* **Records shown**
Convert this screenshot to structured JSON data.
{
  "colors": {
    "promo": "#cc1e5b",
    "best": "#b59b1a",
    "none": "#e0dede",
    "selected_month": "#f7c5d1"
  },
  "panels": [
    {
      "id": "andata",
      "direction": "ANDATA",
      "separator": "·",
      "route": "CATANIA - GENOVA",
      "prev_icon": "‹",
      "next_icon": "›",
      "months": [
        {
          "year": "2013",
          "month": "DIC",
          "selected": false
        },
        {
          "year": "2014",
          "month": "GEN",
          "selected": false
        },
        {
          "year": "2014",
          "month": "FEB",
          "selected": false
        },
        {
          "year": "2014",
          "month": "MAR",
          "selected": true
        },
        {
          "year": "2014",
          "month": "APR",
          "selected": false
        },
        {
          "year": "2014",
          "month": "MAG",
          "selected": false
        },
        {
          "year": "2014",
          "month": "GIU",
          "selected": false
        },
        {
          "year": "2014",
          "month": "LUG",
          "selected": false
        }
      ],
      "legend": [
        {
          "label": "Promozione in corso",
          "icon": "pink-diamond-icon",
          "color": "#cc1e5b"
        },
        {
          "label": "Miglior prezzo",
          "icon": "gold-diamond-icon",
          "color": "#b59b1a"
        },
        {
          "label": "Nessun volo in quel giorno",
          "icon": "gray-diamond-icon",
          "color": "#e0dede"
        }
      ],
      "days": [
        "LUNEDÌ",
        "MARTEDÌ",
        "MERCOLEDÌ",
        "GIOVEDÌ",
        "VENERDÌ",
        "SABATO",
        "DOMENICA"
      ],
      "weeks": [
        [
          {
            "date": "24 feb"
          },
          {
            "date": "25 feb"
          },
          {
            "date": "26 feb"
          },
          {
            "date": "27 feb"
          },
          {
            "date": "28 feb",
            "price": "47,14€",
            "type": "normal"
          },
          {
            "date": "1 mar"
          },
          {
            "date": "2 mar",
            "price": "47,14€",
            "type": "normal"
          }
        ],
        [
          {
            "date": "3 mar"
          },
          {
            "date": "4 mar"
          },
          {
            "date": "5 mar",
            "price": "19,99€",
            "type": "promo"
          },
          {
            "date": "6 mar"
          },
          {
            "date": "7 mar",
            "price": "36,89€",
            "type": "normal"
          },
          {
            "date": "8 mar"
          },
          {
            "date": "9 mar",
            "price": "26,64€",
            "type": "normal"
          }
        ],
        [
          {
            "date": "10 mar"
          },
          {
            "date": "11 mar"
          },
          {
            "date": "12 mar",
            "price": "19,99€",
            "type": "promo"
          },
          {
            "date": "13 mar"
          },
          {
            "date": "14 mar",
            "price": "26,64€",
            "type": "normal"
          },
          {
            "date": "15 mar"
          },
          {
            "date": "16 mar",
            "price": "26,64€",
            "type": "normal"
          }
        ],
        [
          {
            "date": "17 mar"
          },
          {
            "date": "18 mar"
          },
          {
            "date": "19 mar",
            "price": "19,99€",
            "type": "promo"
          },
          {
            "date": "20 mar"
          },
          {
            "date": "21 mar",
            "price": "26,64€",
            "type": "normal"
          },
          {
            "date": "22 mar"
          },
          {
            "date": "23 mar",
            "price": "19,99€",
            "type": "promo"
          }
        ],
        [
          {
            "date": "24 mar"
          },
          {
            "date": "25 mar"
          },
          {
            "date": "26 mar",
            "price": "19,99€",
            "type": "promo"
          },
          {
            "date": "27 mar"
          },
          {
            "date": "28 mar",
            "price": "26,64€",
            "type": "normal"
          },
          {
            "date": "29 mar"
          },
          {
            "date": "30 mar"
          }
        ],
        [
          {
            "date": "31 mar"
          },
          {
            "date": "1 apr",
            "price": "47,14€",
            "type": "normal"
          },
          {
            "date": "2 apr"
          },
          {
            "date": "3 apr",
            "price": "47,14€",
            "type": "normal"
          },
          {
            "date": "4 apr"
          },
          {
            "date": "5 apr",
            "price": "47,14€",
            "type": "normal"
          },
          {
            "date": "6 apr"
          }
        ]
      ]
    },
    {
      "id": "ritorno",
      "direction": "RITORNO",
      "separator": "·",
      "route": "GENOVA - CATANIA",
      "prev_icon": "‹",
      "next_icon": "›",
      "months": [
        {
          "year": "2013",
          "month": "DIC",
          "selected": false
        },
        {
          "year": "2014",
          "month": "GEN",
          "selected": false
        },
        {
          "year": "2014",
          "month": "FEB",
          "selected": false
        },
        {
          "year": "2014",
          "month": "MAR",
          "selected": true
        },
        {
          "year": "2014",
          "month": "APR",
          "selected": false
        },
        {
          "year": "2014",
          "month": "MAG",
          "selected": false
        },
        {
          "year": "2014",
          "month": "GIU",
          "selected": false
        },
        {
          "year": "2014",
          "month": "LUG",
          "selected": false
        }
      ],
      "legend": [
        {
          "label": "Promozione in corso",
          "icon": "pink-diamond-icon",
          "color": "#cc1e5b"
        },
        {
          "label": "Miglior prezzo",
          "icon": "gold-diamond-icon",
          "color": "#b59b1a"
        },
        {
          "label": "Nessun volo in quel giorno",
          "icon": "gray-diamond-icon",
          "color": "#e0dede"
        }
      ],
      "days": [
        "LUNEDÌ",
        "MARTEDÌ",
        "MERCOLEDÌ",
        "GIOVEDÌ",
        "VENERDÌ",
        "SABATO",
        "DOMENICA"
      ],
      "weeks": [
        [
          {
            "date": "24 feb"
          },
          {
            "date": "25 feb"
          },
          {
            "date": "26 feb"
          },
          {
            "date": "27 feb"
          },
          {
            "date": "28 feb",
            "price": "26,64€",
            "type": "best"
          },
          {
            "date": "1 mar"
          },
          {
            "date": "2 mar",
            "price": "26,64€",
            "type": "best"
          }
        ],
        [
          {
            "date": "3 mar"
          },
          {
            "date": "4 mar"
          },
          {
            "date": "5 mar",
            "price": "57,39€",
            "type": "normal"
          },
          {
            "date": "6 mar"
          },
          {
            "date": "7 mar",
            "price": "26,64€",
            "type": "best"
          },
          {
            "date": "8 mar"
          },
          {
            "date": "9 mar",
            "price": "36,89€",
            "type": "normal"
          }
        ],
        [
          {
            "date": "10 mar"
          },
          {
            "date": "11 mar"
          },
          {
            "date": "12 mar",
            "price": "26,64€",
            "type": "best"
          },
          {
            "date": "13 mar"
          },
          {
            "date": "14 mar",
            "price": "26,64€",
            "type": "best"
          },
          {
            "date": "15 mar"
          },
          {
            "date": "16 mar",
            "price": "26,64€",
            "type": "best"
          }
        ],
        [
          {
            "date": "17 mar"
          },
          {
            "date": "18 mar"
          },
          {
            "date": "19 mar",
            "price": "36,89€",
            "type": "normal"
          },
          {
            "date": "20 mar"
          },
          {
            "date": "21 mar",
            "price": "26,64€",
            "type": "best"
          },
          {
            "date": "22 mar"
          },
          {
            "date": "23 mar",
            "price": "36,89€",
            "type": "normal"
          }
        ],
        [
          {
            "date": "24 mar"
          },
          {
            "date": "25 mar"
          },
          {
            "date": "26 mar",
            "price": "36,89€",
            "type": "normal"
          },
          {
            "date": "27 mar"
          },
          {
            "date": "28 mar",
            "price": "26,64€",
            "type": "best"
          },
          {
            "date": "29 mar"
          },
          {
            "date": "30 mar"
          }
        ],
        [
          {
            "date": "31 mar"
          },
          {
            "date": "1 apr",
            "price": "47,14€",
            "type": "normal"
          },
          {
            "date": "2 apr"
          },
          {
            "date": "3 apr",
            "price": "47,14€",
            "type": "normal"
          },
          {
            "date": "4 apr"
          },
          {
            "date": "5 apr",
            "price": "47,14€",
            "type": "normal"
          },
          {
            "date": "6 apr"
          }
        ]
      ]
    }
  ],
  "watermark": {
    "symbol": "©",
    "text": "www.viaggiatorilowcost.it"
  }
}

* **What the exercise asks**
List every line above that holds the word "direction".

* **Exercise answer**
      "direction": "ANDATA",
      "direction": "RITORNO",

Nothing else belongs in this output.